§ WHAT IS ASKED
An exact copy of every record is needed.

(Dataset items)
● ● ● ● ● ● ●
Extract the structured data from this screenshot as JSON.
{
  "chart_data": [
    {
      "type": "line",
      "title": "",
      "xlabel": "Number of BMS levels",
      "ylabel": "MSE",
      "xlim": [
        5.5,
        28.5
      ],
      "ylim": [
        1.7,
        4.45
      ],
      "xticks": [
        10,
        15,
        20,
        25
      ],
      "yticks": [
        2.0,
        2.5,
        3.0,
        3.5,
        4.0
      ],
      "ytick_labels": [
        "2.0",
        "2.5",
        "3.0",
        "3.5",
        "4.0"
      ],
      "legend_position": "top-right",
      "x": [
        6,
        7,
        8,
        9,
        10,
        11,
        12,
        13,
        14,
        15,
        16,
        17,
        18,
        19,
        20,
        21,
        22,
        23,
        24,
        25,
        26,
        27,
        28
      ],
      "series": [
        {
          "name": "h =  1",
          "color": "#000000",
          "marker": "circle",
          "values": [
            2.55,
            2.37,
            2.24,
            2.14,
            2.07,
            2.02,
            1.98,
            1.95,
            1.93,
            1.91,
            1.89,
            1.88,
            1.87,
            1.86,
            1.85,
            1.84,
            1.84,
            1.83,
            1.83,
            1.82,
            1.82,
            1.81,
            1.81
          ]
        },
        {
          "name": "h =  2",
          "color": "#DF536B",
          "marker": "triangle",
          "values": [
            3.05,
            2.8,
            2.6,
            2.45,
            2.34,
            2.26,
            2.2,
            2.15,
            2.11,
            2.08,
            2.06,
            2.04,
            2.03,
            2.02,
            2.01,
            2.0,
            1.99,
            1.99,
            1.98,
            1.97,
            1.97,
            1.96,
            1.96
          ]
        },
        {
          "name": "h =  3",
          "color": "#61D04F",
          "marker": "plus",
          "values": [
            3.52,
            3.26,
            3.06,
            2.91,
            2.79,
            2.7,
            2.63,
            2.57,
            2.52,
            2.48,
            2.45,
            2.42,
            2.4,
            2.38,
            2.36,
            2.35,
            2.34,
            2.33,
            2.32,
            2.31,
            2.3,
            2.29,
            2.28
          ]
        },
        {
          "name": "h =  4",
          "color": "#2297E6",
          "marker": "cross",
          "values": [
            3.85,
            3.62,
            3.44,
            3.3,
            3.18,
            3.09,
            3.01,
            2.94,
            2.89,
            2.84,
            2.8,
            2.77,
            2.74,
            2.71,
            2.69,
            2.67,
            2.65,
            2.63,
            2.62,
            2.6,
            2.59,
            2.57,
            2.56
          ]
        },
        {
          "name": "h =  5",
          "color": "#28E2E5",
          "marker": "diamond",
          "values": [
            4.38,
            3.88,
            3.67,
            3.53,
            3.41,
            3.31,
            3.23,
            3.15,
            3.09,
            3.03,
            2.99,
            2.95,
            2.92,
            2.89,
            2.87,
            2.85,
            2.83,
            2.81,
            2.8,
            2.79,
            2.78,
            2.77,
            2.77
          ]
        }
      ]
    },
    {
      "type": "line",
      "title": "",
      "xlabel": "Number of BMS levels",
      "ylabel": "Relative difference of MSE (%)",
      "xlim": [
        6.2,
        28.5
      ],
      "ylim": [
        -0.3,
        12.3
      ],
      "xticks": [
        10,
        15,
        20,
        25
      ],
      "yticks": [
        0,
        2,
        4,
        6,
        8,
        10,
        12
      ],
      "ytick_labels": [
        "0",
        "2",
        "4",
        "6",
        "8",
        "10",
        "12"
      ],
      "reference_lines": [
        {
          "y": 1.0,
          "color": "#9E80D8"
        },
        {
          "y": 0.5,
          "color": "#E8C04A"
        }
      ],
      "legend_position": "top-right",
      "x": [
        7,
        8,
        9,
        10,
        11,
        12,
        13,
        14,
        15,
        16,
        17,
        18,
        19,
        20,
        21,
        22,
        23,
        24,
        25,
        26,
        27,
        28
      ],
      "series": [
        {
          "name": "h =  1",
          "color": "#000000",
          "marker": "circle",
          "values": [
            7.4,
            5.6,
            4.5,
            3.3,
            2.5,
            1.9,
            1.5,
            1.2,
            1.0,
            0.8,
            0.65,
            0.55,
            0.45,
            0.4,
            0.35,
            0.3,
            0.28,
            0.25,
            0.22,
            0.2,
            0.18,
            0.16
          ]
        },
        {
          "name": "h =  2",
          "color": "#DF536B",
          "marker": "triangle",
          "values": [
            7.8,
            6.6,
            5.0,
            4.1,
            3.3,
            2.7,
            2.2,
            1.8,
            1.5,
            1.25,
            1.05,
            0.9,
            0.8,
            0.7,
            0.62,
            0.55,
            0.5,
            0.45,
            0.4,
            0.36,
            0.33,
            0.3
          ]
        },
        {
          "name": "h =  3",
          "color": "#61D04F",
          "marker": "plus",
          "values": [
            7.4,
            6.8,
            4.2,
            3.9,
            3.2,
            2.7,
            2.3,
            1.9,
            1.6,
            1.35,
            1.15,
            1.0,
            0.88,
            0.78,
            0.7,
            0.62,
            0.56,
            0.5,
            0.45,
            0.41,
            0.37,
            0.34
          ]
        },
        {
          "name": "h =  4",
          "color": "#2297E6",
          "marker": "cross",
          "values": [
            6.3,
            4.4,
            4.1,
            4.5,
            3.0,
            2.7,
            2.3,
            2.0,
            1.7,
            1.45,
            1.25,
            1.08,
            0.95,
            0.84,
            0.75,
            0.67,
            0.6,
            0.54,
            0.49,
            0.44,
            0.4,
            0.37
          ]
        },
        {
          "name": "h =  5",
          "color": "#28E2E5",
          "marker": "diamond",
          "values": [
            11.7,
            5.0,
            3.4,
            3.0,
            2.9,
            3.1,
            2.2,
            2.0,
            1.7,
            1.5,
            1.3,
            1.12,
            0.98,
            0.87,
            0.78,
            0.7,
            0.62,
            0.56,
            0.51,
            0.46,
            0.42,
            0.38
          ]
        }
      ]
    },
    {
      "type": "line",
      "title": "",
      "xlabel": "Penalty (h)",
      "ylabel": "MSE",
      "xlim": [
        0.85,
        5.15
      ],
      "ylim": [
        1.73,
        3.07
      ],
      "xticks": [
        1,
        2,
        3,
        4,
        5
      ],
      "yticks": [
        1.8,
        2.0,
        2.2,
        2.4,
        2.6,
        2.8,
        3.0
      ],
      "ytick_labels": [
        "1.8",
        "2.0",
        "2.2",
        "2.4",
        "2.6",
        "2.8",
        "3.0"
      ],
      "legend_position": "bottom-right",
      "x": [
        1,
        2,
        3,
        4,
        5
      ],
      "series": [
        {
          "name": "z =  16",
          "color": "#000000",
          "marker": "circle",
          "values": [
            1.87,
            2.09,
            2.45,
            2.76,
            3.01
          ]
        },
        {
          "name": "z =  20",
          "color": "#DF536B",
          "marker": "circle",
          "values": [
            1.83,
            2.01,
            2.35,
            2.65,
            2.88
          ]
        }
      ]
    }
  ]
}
● ● ● ● ● ● ●
§ CORRECT OUTPUT
Extract the structured data from this screenshot as JSON.
{
  "chart_data": [
    {
      "type": "line",
      "title": "",
      "xlabel": "Number of BMS levels",
      "ylabel": "MSE",
      "xlim": [
        5.5,
        28.5
      ],
      "ylim": [
        1.7,
        4.45
      ],
      "xticks": [
        10,
        15,
        20,
        25
      ],
      "yticks": [
        2.0,
        2.5,
        3.0,
        3.5,
        4.0
      ],
      "ytick_labels": [
        "2.0",
        "2.5",
        "3.0",
        "3.5",
        "4.0"
      ],
      "legend_position": "top-right",
      "x": [
        6,
        7,
        8,
        9,
        10,
        11,
        12,
        13,
        14,
        15,
        16,
        17,
        18,
        19,
        20,
        21,
        22,
        23,
        24,
        25,
        26,
        27,
        28
      ],
      "series": [
        {
          "name": "h =  1",
          "color": "#000000",
          "marker": "circle",
          "values": [
            2.55,
            2.37,
            2.24,
            2.14,
            2.07,
            2.02,
            1.98,
            1.95,
            1.93,
            1.91,
            1.89,
            1.88,
            1.87,
            1.86,
            1.85,
            1.84,
            1.84,
            1.83,
            1.83,
            1.82,
            1.82,
            1.81,
            1.81
          ]
        },
        {
          "name": "h =  2",
          "color": "#DF536B",
          "marker": "triangle",
          "values": [
            3.05,
            2.8,
            2.6,
            2.45,
            2.34,
            2.26,
            2.2,
            2.15,
            2.11,
            2.08,
            2.06,
            2.04,
            2.03,
            2.02,
            2.01,
            2.0,
            1.99,
            1.99,
            1.98,
            1.97,
            1.97,
            1.96,
            1.96
          ]
        },
        {
          "name": "h =  3",
          "color": "#61D04F",
          "marker": "plus",
          "values": [
            3.52,
            3.26,
            3.06,
            2.91,
            2.79,
            2.7,
            2.63,
            2.57,
            2.52,
            2.48,
            2.45,
            2.42,
            2.4,
            2.38,
            2.36,
            2.35,
            2.34,
            2.33,
            2.32,
            2.31,
            2.3,
            2.29,
            2.28
          ]
        },
        {
          "name": "h =  4",
          "color": "#2297E6",
          "marker": "cross",
          "values": [
            3.85,
            3.62,
            3.44,
            3.3,
            3.18,
            3.09,
            3.01,
            2.94,
            2.89,
            2.84,
            2.8,
            2.77,
            2.74,
            2.71,
            2.69,
            2.67,
            2.65,
            2.63,
            2.62,
            2.6,
            2.59,
            2.57,
            2.56
          ]
        },
        {
          "name": "h =  5",
          "color": "#28E2E5",
          "marker": "diamond",
          "values": [
            4.38,
            3.88,
            3.67,
            3.53,
            3.41,
            3.31,
            3.23,
            3.15,
            3.09,
            3.03,
            2.99,
            2.95,
            2.92,
            2.89,
            2.87,
            2.85,
            2.83,
            2.81,
            2.8,
            2.79,
            2.78,
            2.77,
            2.77
          ]
        }
      ]
    },
    {
      "type": "line",
      "title": "",
      "xlabel": "Number of BMS levels",
      "ylabel": "Relative difference of MSE (%)",
      "xlim": [
        6.2,
        28.5
      ],
      "ylim": [
        -0.3,
        12.3
      ],
      "xticks": [
        10,
        15,
        20,
        25
      ],
      "yticks": [
        0,
        2,
        4,
        6,
        8,
        10,
        12
      ],
      "ytick_labels": [
        "0",
        "2",
        "4",
        "6",
        "8",
        "10",
        "12"
      ],
      "reference_lines": [
        {
          "y": 1.0,
          "color": "#9E80D8"
        },
        {
          "y": 0.5,
          "color": "#E8C04A"
        }
      ],
      "legend_position": "top-right",
      "x": [
        7,
        8,
        9,
        10,
        11,
        12,
        13,
        14,
        15,
        16,
        17,
        18,
        19,
        20,
        21,
        22,
        23,
        24,
        25,
        26,
        27,
        28
      ],
      "series": [
        {
          "name": "h =  1",
          "color": "#000000",
          "marker": "circle",
          "values": [
            7.4,
            5.6,
            4.5,
            3.3,
            2.5,
            1.9,
            1.5,
            1.2,
            1.0,
            0.8,
            0.65,
            0.55,
            0.45,
            0.4,
            0.35,
            0.3,
            0.28,
            0.25,
            0.22,
            0.2,
            0.18,
            0.16
          ]
        },
        {
          "name": "h =  2",
          "color": "#DF536B",
          "marker": "triangle",
          "values": [
            7.8,
            6.6,
            5.0,
            4.1,
            3.3,
            2.7,
            2.2,
            1.8,
            1.5,
            1.25,
            1.05,
            0.9,
            0.8,
            0.7,
            0.62,
            0.55,
            0.5,
            0.45,
            0.4,
            0.36,
            0.33,
            0.3
          ]
        },
        {
          "name": "h =  3",
          "color": "#61D04F",
          "marker": "plus",
          "values": [
            7.4,
            6.8,
            4.2,
            3.9,
            3.2,
            2.7,
            2.3,
            1.9,
            1.6,
            1.35,
            1.15,
            1.0,
            0.88,
            0.78,
            0.7,
            0.62,
            0.56,
            0.5,
            0.45,
            0.41,
            0.37,
            0.34
          ]
        },
        {
          "name": "h =  4",
          "color": "#2297E6",
          "marker": "cross",
          "values": [
            6.3,
            4.4,
            4.1,
            4.5,
            3.0,
            2.7,
            2.3,
            2.0,
            1.7,
            1.45,
            1.25,
            1.08,
            0.95,
            0.84,
            0.75,
            0.67,
            0.6,
            0.54,
            0.49,
            0.44,
            0.4,
            0.37
          ]
        },
        {
          "name": "h =  5",
          "color": "#28E2E5",
          "marker": "diamond",
          "values": [
            11.7,
            5.0,
            3.4,
            3.0,
            2.9,
            3.1,
            2.2,
            2.0,
            1.7,
            1.5,
            1.3,
            1.12,
            0.98,
            0.87,
            0.78,
            0.7,
            0.62,
            0.56,
            0.51,
            0.46,
            0.42,
            0.38
          ]
        }
      ]
    },
    {
      "type": "line",
      "title": "",
      "xlabel": "Penalty (h)",
      "ylabel": "MSE",
      "xlim": [
        0.85,
        5.15
      ],
      "ylim": [
        1.73,
        3.07
      ],
      "xticks": [
        1,
        2,
        3,
        4,
        5
      ],
      "yticks": [
        1.8,
        2.0,
        2.2,
        2.4,
        2.6,
        2.8,
        3.0
      ],
      "ytick_labels": [
        "1.8",
        "2.0",
        "2.2",
        "2.4",
        "2.6",
        "2.8",
        "3.0"
      ],
      "legend_position": "bottom-right",
      "x": [
        1,
        2,
        3,
        4,
        5
      ],
      "series": [
        {
          "name": "z =  16",
          "color": "#000000",
          "marker": "circle",
          "values": [
            1.87,
            2.09,
            2.45,
            2.76,
            3.01
          ]
        },
        {
          "name": "z =  20",
          "color": "#DF536B",
          "marker": "circle",
          "values": [
            1.83,
            2.01,
            2.35,
            2.65,
            2.88
          ]
        }
      ]
    }
  ]
}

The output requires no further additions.